> _DESCRIPTION OF THE TASK_
Write each line exactly, from the line that holds "What does this" through the final line of the material, and no other line.

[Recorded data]

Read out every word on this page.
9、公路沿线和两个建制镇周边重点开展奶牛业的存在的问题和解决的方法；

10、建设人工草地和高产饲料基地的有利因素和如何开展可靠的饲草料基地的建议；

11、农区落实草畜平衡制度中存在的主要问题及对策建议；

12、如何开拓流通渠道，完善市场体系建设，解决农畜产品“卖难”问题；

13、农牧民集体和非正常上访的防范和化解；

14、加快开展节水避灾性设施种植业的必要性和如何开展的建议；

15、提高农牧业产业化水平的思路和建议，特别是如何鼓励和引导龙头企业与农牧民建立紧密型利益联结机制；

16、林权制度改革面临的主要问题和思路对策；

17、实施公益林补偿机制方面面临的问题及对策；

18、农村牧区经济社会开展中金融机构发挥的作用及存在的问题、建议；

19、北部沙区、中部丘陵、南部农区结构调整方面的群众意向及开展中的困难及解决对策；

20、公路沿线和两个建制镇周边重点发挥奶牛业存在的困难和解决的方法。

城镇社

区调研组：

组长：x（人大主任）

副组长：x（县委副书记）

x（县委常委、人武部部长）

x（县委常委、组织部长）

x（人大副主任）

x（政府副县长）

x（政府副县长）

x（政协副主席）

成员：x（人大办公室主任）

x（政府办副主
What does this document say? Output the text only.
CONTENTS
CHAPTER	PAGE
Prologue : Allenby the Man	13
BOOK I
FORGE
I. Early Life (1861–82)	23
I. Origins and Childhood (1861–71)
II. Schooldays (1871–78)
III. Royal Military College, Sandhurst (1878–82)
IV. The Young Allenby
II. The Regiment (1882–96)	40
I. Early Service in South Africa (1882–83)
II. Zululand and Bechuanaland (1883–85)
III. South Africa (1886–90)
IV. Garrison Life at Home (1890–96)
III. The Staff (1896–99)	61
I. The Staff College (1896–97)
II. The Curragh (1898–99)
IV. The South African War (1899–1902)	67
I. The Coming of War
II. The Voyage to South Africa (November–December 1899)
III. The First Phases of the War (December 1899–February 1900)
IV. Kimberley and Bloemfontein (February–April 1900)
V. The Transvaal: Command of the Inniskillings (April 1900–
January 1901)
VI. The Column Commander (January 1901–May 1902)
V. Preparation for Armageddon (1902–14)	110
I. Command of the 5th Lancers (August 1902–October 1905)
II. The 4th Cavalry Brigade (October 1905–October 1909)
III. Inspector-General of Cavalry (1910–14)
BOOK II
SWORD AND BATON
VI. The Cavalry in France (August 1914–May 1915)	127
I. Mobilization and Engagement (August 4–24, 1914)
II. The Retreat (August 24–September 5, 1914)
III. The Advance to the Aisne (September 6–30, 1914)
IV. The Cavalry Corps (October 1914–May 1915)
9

> _SOLVED EXERCISE_
What does this document say? Output the text only.
CONTENTS
CHAPTER	PAGE
Prologue : Allenby the Man	13
BOOK I
FORGE
I. Early Life (1861–82)	23
I. Origins and Childhood (1861–71)
II. Schooldays (1871–78)
III. Royal Military College, Sandhurst (1878–82)
IV. The Young Allenby
II. The Regiment (1882–96)	40
I. Early Service in South Africa (1882–83)
II. Zululand and Bechuanaland (1883–85)
III. South Africa (1886–90)
IV. Garrison Life at Home (1890–96)
III. The Staff (1896–99)	61
I. The Staff College (1896–97)
II. The Curragh (1898–99)
IV. The South African War (1899–1902)	67
I. The Coming of War
II. The Voyage to South Africa (November–December 1899)
III. The First Phases of the War (December 1899–February 1900)
IV. Kimberley and Bloemfontein (February–April 1900)
V. The Transvaal: Command of the Inniskillings (April 1900–
January 1901)
VI. The Column Commander (January 1901–May 1902)
V. Preparation for Armageddon (1902–14)	110
I. Command of the 5th Lancers (August 1902–October 1905)
II. The 4th Cavalry Brigade (October 1905–October 1909)
III. Inspector-General of Cavalry (1910–14)
BOOK II
SWORD AND BATON
VI. The Cavalry in France (August 1914–May 1915)	127
I. Mobilization and Engagement (August 4–24, 1914)
II. The Retreat (August 24–September 5, 1914)
III. The Advance to the Aisne (September 6–30, 1914)
IV. The Cavalry Corps (October 1914–May 1915)
9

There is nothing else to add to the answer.